— EXERCISE DETAILS —
Where a line in the listing contains the string "οθόνη", copy that line out.

— SOURCE RECORDS —
━━━

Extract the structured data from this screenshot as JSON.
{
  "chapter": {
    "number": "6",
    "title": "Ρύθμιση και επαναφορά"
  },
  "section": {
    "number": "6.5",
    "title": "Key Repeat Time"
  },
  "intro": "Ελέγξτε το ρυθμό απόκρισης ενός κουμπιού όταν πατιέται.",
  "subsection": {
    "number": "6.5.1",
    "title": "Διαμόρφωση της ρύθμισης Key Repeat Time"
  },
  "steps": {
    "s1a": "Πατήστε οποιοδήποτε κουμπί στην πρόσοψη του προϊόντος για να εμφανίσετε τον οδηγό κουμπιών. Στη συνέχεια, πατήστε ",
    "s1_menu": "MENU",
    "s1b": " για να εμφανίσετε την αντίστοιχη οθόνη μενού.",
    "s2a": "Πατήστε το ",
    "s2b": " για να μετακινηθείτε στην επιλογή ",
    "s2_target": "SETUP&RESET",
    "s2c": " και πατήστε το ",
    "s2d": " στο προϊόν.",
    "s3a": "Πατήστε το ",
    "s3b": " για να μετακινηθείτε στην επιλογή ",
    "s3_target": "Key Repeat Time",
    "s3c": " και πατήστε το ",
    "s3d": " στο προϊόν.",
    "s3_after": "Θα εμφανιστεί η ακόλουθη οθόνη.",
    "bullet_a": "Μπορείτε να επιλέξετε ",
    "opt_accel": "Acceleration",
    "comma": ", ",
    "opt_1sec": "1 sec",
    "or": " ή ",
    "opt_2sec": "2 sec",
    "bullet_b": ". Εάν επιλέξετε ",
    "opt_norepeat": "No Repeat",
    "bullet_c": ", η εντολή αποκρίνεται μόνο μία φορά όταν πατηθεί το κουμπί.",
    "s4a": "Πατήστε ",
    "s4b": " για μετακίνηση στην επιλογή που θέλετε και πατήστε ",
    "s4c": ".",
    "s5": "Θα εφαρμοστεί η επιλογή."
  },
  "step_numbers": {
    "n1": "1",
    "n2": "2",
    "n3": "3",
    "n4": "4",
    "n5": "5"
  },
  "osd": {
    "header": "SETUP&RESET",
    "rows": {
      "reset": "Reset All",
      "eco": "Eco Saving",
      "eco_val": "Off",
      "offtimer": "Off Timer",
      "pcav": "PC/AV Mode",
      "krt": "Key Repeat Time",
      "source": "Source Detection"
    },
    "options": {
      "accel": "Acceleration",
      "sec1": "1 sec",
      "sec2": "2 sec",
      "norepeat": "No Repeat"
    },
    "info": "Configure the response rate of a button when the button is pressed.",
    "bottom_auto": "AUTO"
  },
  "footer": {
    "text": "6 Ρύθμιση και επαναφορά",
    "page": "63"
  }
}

━━━

— SOLUTION TO THE PROBLEM —
    "s1b": " για να εμφανίσετε την αντίστοιχη οθόνη μενού.",
    "s3_after": "Θα εμφανιστεί η ακόλουθη οθόνη.",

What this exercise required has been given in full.